Exercise directions: Copy out the records below, switching "schematic sectional view" to "schematic cross-sectional view" everywhere it occurs. Keep every other character the same.

________________

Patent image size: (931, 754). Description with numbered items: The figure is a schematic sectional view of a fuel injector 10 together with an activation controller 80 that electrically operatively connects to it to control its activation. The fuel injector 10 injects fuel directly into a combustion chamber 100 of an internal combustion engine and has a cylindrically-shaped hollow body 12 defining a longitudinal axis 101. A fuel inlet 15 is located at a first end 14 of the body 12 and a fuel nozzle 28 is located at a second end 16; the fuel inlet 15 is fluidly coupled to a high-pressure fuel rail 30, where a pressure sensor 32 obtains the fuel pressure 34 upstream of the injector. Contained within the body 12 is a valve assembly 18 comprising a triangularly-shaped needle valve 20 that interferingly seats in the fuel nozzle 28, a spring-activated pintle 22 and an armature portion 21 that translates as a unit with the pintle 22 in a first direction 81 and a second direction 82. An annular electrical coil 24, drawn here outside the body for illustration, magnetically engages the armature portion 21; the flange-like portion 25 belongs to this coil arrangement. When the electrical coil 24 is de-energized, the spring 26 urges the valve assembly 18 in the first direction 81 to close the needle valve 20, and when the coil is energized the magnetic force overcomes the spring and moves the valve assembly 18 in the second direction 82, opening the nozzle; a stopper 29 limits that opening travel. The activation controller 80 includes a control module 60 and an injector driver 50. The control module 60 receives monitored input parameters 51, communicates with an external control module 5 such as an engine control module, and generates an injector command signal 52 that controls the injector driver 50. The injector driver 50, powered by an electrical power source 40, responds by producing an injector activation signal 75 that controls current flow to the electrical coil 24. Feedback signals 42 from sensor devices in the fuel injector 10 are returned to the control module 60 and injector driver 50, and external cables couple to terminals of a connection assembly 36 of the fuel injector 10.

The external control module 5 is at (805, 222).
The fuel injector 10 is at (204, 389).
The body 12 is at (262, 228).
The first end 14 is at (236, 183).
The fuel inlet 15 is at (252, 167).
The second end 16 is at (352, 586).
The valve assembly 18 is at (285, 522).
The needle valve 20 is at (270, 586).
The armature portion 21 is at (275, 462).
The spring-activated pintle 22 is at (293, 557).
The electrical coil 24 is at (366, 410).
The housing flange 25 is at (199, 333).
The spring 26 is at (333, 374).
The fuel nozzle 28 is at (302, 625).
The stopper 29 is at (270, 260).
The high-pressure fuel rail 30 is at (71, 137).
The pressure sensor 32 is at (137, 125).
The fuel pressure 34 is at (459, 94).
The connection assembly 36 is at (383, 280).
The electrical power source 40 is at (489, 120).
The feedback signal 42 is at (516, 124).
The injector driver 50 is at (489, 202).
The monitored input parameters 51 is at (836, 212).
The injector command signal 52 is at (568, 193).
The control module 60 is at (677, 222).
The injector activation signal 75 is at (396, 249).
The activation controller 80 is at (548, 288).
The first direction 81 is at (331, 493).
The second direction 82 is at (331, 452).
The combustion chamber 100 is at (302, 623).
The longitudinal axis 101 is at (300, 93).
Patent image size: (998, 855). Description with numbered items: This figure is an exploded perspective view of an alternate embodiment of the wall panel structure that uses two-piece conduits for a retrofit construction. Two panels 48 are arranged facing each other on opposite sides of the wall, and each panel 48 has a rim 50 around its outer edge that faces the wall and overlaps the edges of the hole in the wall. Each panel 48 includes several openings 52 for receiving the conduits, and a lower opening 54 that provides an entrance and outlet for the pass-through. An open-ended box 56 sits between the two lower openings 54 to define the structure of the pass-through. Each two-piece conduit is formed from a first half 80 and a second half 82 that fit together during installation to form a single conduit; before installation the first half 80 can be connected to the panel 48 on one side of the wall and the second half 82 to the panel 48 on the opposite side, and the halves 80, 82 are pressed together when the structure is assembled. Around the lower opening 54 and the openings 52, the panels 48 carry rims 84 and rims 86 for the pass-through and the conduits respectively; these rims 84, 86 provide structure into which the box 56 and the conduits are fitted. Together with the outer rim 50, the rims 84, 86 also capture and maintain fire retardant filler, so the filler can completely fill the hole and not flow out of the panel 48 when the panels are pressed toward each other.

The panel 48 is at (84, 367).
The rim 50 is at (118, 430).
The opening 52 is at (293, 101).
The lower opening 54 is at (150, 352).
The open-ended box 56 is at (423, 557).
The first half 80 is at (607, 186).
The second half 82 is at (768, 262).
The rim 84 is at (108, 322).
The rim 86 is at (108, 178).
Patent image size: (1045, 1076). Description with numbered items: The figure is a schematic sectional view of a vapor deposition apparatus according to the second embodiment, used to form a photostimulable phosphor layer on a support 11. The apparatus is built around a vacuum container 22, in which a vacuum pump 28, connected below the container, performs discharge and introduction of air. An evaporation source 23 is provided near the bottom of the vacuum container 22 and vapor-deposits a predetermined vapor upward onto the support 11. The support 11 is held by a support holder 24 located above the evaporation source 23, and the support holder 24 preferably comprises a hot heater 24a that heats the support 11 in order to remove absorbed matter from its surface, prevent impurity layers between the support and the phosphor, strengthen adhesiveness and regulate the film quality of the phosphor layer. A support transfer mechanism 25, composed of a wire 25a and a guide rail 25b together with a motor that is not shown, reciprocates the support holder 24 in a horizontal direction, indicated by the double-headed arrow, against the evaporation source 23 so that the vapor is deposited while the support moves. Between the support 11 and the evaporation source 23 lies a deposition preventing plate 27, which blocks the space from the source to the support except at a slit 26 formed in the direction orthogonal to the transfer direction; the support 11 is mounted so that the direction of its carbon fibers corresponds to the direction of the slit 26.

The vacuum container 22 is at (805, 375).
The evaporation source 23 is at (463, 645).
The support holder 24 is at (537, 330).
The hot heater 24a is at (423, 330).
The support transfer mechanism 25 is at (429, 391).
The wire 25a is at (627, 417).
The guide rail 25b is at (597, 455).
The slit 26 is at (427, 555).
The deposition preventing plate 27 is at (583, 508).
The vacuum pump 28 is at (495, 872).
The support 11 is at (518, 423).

________________

Output of the task:
Patent image size: (931, 754). Description with numbered items: The figure is a schematic cross-sectional view of a fuel injector 10 together with an activation controller 80 that electrically operatively connects to it to control its activation. The fuel injector 10 injects fuel directly into a combustion chamber 100 of an internal combustion engine and has a cylindrically-shaped hollow body 12 defining a longitudinal axis 101. A fuel inlet 15 is located at a first end 14 of the body 12 and a fuel nozzle 28 is located at a second end 16; the fuel inlet 15 is fluidly coupled to a high-pressure fuel rail 30, where a pressure sensor 32 obtains the fuel pressure 34 upstream of the injector. Contained within the body 12 is a valve assembly 18 comprising a triangularly-shaped needle valve 20 that interferingly seats in the fuel nozzle 28, a spring-activated pintle 22 and an armature portion 21 that translates as a unit with the pintle 22 in a first direction 81 and a second direction 82. An annular electrical coil 24, drawn here outside the body for illustration, magnetically engages the armature portion 21; the flange-like portion 25 belongs to this coil arrangement. When the electrical coil 24 is de-energized, the spring 26 urges the valve assembly 18 in the first direction 81 to close the needle valve 20, and when the coil is energized the magnetic force overcomes the spring and moves the valve assembly 18 in the second direction 82, opening the nozzle; a stopper 29 limits that opening travel. The activation controller 80 includes a control module 60 and an injector driver 50. The control module 60 receives monitored input parameters 51, communicates with an external control module 5 such as an engine control module, and generates an injector command signal 52 that controls the injector driver 50. The injector driver 50, powered by an electrical power source 40, responds by producing an injector activation signal 75 that controls current flow to the electrical coil 24. Feedback signals 42 from sensor devices in the fuel injector 10 are returned to the control module 60 and injector driver 50, and external cables couple to terminals of a connection assembly 36 of the fuel injector 10.

The external control module 5 is at (805, 222).
The fuel injector 10 is at (204, 389).
The body 12 is at (262, 228).
The first end 14 is at (236, 183).
The fuel inlet 15 is at (252, 167).
The second end 16 is at (352, 586).
The valve assembly 18 is at (285, 522).
The needle valve 20 is at (270, 586).
The armature portion 21 is at (275, 462).
The spring-activated pintle 22 is at (293, 557).
The electrical coil 24 is at (366, 410).
The housing flange 25 is at (199, 333).
The spring 26 is at (333, 374).
The fuel nozzle 28 is at (302, 625).
The stopper 29 is at (270, 260).
The high-pressure fuel rail 30 is at (71, 137).
The pressure sensor 32 is at (137, 125).
The fuel pressure 34 is at (459, 94).
The connection assembly 36 is at (383, 280).
The electrical power source 40 is at (489, 120).
The feedback signal 42 is at (516, 124).
The injector driver 50 is at (489, 202).
The monitored input parameters 51 is at (836, 212).
The injector command signal 52 is at (568, 193).
The control module 60 is at (677, 222).
The injector activation signal 75 is at (396, 249).
The activation controller 80 is at (548, 288).
The first direction 81 is at (331, 493).
The second direction 82 is at (331, 452).
The combustion chamber 100 is at (302, 623).
The longitudinal axis 101 is at (300, 93).
Patent image size: (998, 855). Description with numbered items: This figure is an exploded perspective view of an alternate embodiment of the wall panel structure that uses two-piece conduits for a retrofit construction. Two panels 48 are arranged facing each other on opposite sides of the wall, and each panel 48 has a rim 50 around its outer edge that faces the wall and overlaps the edges of the hole in the wall. Each panel 48 includes several openings 52 for receiving the conduits, and a lower opening 54 that provides an entrance and outlet for the pass-through. An open-ended box 56 sits between the two lower openings 54 to define the structure of the pass-through. Each two-piece conduit is formed from a first half 80 and a second half 82 that fit together during installation to form a single conduit; before installation the first half 80 can be connected to the panel 48 on one side of the wall and the second half 82 to the panel 48 on the opposite side, and the halves 80, 82 are pressed together when the structure is assembled. Around the lower opening 54 and the openings 52, the panels 48 carry rims 84 and rims 86 for the pass-through and the conduits respectively; these rims 84, 86 provide structure into which the box 56 and the conduits are fitted. Together with the outer rim 50, the rims 84, 86 also capture and maintain fire retardant filler, so the filler can completely fill the hole and not flow out of the panel 48 when the panels are pressed toward each other.

The panel 48 is at (84, 367).
The rim 50 is at (118, 430).
The opening 52 is at (293, 101).
The lower opening 54 is at (150, 352).
The open-ended box 56 is at (423, 557).
The first half 80 is at (607, 186).
The second half 82 is at (768, 262).
The rim 84 is at (108, 322).
The rim 86 is at (108, 178).
Patent image size: (1045, 1076). Description with numbered items: The figure is a schematic cross-sectional view of a vapor deposition apparatus according to the second embodiment, used to form a photostimulable phosphor layer on a support 11. The apparatus is built around a vacuum container 22, in which a vacuum pump 28, connected below the container, performs discharge and introduction of air. An evaporation source 23 is provided near the bottom of the vacuum container 22 and vapor-deposits a predetermined vapor upward onto the support 11. The support 11 is held by a support holder 24 located above the evaporation source 23, and the support holder 24 preferably comprises a hot heater 24a that heats the support 11 in order to remove absorbed matter from its surface, prevent impurity layers between the support and the phosphor, strengthen adhesiveness and regulate the film quality of the phosphor layer. A support transfer mechanism 25, composed of a wire 25a and a guide rail 25b together with a motor that is not shown, reciprocates the support holder 24 in a horizontal direction, indicated by the double-headed arrow, against the evaporation source 23 so that the vapor is deposited while the support moves. Between the support 11 and the evaporation source 23 lies a deposition preventing plate 27, which blocks the space from the source to the support except at a slit 26 formed in the direction orthogonal to the transfer direction; the support 11 is mounted so that the direction of its carbon fibers corresponds to the direction of the slit 26.

The vacuum container 22 is at (805, 375).
The evaporation source 23 is at (463, 645).
The support holder 24 is at (537, 330).
The hot heater 24a is at (423, 330).
The support transfer mechanism 25 is at (429, 391).
The wire 25a is at (627, 417).
The guide rail 25b is at (597, 455).
The slit 26 is at (427, 555).
The deposition preventing plate 27 is at (583, 508).
The vacuum pump 28 is at (495, 872).
The support 11 is at (518, 423).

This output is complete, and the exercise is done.